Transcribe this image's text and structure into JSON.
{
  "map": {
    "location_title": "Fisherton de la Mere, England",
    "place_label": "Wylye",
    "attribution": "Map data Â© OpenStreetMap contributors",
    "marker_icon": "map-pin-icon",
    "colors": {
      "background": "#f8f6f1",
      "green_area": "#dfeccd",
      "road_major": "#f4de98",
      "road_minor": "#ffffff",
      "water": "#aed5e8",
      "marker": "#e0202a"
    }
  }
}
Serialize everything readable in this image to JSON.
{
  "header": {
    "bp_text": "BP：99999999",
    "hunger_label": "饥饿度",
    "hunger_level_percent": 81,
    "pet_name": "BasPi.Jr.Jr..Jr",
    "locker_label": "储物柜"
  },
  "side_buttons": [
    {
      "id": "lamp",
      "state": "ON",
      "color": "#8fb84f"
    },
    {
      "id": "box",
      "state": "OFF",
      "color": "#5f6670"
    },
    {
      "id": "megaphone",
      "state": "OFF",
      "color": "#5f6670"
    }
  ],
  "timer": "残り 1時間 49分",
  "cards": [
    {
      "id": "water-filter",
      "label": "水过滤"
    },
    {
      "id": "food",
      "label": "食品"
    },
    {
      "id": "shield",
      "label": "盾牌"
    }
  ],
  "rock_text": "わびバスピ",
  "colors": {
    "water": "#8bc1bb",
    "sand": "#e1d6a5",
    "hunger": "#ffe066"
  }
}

——————

§ Objective
Print the whole listing again, exactly.

§ Solution below
Transcribe this image's text and structure into JSON.
{
  "map": {
    "location_title": "Fisherton de la Mere, England",
    "place_label": "Wylye",
    "attribution": "Map data Â© OpenStreetMap contributors",
    "marker_icon": "map-pin-icon",
    "colors": {
      "background": "#f8f6f1",
      "green_area": "#dfeccd",
      "road_major": "#f4de98",
      "road_minor": "#ffffff",
      "water": "#aed5e8",
      "marker": "#e0202a"
    }
  }
}
Serialize everything readable in this image to JSON.
{
  "header": {
    "bp_text": "BP：99999999",
    "hunger_label": "饥饿度",
    "hunger_level_percent": 81,
    "pet_name": "BasPi.Jr.Jr..Jr",
    "locker_label": "储物柜"
  },
  "side_buttons": [
    {
      "id": "lamp",
      "state": "ON",
      "color": "#8fb84f"
    },
    {
      "id": "box",
      "state": "OFF",
      "color": "#5f6670"
    },
    {
      "id": "megaphone",
      "state": "OFF",
      "color": "#5f6670"
    }
  ],
  "timer": "残り 1時間 49分",
  "cards": [
    {
      "id": "water-filter",
      "label": "水过滤"
    },
    {
      "id": "food",
      "label": "食品"
    },
    {
      "id": "shield",
      "label": "盾牌"
    }
  ],
  "rock_text": "わびバスピ",
  "colors": {
    "water": "#8bc1bb",
    "sand": "#e1d6a5",
    "hunger": "#ffe066"
  }
}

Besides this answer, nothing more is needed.